On January 25, the U.S. Supreme Court reversed the lower court’s decision on both parts of the case, meaning that demand response (DR) does fall under the FERC’s jurisdiction, and that the payment of the full locational marginal price (LMP) in the wholesale energy markets is just and reasonable. The DR community could not have asked for more, while the generators must acquiesce and learn to live with the competition.

After the Supreme Court hearing in October 2015, many pundits felt that the court was close to being split 4-4 (Justice Samuel Alito recused himself), which would have meant that the lower court’s ruling would stand. The final tally was 6-2 in favor of the FERC, with the swing vote of Justice Anthony Kennedy and the somewhat surprise vote of Chief Justice John Roberts going to the majority side. Chief Justice Roberts had some harsh questions for the FERC in the hearing, but perhaps he was just trying to make sure there weren’t any holes in his mind.

Status Quo

So what does all this mean? In reality, this decision just ensures the continuation of the status quo, since all the regional transmission organizations (RTO) under the FERC’s jurisdiction have been operating under the existing rules all along. There was much more downside risk to the alternative outcome than upside to this conclusion. DR has had little participation in the day-ahead and real-time energy markets lately, mostly due to historically low natural gas and electricity prices. In the capacity markets, resource performance requirements have become more stringent in many regions, so DR will likely struggle to see significant growth. This was really just a defensive battle for DR rather than an effort to gain more ground in the markets. However, the California Independent System Operator (CAISO) is in the midst of major enhancements to DR participation, so that is one area with growth potential.

Industry Reactions

How did the industry players react? PJM, which runs the largest DR market in the world, stated that “Although PJM will have to study the court’s decision, the ruling supports the continued participation of demand response in competitive wholesale markets. We’re pleased with that outcome. Certainty and continuity are important in markets. Demand response brings value to competitive wholesale markets and is a component of electric system reliability.”

In an interview, David Brewster, president of EnerNOC, said that there were no wild celebrations in the office after the decision was made, just a lot of high fives and sighs of relief that a major distraction of the past 2 years was over. The company had playbooks ready for whatever scenario prevailed, but this was definitely Plan A, rather than having to go state-by-state to develop new DR programs. Brewster wouldn’t say how much EnerNOC spent to fight this legal battle, but it hired one of the top lawyers in the field to represent it and had a monumental internal team effort to support the case every step of the way. The stock market liked the outcome as well, as EnerNOC’s stock jumped almost 70% on the day of the ruling (although it has come back down somewhat from that high).

In a statement to me, CPower’s Chief Sales and Marketing Officer Chris Cantone said “We are very happy to see the Supreme Court decision to uphold FERC 745. It is a clear reflection that demand response is a valuable and cost-effective resource keeping the energy market competitive and fair. We were privileged to participate in the arguments in this case and to help our customers continue their participation in DR and allow their communities to see the benefits of their efforts.”

“We are pleased the Supreme Court ruled in favor to allow FERC Order 745 to remain in place, thus securing the true value of demand response within wholesale energy markets,” said Terrill Laughton, Vice President and General Manager of Integrated Demand Resources for Johnson Controls. “This outcome ensures that demand-side assets can contribute to both the competitiveness of energy markets and enhance the reliability of the nation’s electrical grid.”

Now that the extraordinary saga that brought DR to the legal forefront is over, it can now return to obscurity, buried deep in the RTO’s market rules. I guess I’ll have to turn my attention to something more mundane this year—perhaps how the presidential election will affect the energy industry.
________________
Directions
Reproduce the demand response text word for word from "Now that the" to "the energy industry.".

Page segmentation data:
________________
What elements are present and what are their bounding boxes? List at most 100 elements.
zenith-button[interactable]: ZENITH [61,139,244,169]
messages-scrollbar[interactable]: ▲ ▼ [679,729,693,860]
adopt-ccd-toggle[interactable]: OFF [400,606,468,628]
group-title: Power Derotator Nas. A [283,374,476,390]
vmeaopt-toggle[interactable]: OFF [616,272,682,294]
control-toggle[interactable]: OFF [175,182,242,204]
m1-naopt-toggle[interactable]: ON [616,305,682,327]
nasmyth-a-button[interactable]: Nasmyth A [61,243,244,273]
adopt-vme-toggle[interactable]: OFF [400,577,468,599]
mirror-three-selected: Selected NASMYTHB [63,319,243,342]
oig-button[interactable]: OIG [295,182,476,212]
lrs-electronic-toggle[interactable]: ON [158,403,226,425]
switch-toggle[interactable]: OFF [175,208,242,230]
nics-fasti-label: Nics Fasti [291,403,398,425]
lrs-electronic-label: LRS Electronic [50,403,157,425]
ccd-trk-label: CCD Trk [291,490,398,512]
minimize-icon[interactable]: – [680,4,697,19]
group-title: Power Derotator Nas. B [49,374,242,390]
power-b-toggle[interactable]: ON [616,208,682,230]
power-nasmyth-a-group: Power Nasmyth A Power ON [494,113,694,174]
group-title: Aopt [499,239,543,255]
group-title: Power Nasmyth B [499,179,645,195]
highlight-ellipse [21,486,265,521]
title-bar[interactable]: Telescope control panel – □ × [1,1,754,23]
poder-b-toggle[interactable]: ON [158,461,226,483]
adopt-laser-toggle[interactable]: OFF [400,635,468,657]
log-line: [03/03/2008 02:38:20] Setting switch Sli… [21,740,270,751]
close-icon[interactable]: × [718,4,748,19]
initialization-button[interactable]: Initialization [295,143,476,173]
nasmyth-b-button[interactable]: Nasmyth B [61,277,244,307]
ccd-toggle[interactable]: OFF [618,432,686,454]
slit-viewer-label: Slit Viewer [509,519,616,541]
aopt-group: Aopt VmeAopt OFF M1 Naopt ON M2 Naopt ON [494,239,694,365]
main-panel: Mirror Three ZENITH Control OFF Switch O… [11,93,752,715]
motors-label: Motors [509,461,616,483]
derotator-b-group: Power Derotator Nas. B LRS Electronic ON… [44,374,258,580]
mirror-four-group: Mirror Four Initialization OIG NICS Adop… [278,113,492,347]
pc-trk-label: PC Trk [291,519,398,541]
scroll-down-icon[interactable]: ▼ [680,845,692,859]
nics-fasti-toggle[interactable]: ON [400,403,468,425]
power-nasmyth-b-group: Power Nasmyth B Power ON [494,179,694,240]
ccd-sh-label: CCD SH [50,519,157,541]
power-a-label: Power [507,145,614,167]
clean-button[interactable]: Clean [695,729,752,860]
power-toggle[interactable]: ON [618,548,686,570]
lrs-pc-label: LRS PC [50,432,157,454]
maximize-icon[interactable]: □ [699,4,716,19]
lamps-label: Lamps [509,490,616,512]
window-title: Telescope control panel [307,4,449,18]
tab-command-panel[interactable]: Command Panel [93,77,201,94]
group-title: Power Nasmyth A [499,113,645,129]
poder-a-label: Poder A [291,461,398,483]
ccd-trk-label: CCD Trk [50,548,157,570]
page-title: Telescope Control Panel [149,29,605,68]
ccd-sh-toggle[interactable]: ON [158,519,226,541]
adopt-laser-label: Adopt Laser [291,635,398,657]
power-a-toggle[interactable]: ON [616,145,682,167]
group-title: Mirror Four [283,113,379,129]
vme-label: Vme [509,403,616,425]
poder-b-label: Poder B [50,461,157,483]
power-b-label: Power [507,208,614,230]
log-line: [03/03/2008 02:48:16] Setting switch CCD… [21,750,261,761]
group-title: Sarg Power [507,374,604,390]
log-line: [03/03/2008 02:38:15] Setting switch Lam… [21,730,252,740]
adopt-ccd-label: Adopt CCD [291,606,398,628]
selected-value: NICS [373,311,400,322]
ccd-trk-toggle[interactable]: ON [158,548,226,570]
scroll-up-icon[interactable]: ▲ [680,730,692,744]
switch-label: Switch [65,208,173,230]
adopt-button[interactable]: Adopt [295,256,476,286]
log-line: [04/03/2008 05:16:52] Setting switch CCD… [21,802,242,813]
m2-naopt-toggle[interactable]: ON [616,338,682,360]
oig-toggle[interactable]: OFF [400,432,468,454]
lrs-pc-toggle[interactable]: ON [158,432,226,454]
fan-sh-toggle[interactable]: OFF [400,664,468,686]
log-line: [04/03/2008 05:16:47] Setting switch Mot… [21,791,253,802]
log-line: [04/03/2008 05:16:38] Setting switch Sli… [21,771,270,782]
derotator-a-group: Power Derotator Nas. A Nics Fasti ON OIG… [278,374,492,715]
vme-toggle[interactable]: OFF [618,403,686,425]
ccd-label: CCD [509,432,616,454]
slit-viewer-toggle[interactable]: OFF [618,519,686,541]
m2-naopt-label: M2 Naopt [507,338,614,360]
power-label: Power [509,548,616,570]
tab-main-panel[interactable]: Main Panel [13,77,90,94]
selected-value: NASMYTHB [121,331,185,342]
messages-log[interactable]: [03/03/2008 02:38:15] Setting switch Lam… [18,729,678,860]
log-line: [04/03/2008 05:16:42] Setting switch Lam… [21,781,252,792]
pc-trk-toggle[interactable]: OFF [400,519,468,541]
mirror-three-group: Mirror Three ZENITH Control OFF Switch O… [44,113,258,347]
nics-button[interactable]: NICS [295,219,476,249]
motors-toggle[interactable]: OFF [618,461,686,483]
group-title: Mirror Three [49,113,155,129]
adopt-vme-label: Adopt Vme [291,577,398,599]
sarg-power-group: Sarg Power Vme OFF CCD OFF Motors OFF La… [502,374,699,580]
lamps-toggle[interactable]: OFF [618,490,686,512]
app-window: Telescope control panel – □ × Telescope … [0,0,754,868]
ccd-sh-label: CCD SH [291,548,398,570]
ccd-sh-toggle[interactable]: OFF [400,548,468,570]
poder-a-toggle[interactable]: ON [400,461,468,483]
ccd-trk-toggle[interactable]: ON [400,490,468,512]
________________
Reply
Now that the extraordinary saga that brought DR to the legal forefront is over, it can now return to obscurity, buried deep in the RTO’s market rules. I guess I’ll have to turn my attention to something more mundane this year—perhaps how the presidential election will affect the energy industry.